Requirement: Below are records; state how many of their lines hold the word "title", and give only the figure.

[Excerpts from a figure dataset]
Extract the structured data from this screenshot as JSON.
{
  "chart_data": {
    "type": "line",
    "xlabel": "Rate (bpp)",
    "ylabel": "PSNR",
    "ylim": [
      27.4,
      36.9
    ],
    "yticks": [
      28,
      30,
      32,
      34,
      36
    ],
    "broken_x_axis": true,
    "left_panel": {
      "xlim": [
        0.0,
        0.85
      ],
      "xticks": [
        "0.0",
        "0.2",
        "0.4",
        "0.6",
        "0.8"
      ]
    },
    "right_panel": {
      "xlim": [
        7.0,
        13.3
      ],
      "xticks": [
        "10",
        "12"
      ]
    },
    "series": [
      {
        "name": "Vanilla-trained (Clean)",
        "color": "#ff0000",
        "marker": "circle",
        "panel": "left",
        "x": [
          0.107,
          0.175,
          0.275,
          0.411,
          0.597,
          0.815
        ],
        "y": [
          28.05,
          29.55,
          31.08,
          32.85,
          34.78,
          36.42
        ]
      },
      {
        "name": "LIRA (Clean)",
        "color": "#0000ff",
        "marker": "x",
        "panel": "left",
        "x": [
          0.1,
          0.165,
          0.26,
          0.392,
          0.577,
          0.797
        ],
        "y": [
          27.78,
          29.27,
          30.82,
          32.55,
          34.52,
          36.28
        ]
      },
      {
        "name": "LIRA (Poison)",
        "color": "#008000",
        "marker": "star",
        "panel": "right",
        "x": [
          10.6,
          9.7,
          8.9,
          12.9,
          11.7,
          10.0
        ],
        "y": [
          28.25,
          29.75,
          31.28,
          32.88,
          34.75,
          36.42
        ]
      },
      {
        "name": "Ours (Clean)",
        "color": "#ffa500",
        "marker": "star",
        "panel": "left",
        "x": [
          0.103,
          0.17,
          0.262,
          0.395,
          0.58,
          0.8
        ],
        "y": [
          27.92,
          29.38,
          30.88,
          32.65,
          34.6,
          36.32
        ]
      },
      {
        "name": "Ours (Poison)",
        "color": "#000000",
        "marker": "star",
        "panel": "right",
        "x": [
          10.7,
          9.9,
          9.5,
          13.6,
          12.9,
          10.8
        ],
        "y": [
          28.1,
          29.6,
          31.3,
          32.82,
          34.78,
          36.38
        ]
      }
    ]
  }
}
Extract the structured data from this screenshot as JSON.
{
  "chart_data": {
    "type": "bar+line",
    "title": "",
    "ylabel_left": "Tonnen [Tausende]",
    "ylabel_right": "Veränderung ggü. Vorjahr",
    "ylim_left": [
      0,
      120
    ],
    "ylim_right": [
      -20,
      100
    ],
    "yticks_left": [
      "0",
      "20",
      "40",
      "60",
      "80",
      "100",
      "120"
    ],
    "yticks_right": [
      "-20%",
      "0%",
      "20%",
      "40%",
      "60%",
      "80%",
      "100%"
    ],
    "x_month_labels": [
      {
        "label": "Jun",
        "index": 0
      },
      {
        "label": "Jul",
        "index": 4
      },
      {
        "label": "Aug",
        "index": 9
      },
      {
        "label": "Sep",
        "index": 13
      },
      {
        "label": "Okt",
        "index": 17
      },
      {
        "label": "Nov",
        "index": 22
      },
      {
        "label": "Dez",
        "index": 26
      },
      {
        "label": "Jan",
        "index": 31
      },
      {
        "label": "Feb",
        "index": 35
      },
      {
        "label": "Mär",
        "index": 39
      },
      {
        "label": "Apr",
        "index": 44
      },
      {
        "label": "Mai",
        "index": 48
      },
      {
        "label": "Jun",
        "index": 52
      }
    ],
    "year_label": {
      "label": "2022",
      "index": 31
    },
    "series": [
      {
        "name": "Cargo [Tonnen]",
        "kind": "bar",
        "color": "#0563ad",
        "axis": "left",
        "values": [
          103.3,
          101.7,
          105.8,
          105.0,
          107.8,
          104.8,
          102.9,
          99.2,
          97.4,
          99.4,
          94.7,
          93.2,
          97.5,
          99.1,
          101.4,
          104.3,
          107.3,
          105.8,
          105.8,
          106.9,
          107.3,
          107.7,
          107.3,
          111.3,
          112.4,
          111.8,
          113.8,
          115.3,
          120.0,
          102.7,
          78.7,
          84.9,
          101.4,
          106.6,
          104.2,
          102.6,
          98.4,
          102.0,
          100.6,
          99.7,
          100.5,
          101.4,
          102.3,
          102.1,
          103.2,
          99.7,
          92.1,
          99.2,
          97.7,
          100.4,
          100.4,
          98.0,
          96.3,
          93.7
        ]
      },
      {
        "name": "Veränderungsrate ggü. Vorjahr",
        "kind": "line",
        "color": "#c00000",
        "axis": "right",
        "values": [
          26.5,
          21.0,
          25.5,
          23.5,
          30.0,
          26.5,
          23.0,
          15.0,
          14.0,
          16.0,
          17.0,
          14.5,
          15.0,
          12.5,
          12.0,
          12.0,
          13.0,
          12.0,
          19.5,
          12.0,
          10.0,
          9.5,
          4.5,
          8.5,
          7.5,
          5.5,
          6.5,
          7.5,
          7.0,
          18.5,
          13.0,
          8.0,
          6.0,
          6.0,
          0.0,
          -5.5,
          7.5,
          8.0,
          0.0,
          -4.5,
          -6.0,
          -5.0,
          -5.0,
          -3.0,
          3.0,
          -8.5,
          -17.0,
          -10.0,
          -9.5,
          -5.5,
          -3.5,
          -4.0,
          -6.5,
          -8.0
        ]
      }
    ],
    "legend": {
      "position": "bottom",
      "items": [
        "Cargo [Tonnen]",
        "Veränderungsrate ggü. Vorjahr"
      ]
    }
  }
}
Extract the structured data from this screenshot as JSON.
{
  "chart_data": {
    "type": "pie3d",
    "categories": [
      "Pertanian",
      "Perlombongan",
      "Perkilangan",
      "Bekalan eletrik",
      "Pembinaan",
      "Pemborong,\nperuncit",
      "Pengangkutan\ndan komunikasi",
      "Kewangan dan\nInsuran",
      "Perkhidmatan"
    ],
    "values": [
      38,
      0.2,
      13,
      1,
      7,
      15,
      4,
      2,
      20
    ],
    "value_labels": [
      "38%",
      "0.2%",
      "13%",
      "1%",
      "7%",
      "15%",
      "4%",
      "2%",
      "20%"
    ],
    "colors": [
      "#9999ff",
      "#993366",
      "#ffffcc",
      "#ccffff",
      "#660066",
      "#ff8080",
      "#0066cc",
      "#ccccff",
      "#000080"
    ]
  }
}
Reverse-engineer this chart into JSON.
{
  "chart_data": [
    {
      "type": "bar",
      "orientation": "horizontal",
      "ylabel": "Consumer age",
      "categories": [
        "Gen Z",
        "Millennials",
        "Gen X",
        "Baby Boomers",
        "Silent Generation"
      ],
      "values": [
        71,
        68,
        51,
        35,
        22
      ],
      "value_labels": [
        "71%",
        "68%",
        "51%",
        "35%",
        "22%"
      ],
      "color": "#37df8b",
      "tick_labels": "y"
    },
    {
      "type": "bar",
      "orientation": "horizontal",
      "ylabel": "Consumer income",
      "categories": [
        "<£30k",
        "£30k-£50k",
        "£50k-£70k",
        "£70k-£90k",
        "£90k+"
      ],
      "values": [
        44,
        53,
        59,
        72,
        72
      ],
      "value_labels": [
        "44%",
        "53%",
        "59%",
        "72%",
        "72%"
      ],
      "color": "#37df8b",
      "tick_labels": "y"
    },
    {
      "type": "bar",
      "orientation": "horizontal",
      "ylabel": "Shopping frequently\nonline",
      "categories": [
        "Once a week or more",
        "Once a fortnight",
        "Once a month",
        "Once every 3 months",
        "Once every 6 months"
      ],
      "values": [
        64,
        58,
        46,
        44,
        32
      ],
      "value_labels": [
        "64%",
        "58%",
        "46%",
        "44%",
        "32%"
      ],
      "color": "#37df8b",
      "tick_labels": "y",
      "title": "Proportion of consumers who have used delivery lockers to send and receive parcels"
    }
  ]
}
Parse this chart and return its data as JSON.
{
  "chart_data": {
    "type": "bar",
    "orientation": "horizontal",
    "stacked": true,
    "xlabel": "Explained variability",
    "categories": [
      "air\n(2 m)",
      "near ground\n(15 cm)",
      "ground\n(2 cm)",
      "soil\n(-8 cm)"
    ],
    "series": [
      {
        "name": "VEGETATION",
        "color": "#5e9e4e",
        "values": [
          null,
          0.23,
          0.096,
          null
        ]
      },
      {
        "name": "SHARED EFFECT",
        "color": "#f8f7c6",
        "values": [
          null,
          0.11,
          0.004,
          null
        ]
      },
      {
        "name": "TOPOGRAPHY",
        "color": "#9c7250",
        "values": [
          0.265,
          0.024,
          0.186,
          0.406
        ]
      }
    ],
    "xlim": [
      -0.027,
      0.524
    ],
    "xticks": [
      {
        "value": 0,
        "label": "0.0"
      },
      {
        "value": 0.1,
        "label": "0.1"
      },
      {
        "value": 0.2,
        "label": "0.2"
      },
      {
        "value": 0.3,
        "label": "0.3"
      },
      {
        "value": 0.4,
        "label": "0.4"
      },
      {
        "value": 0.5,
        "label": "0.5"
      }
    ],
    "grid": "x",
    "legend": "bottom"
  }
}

Output of the task: 2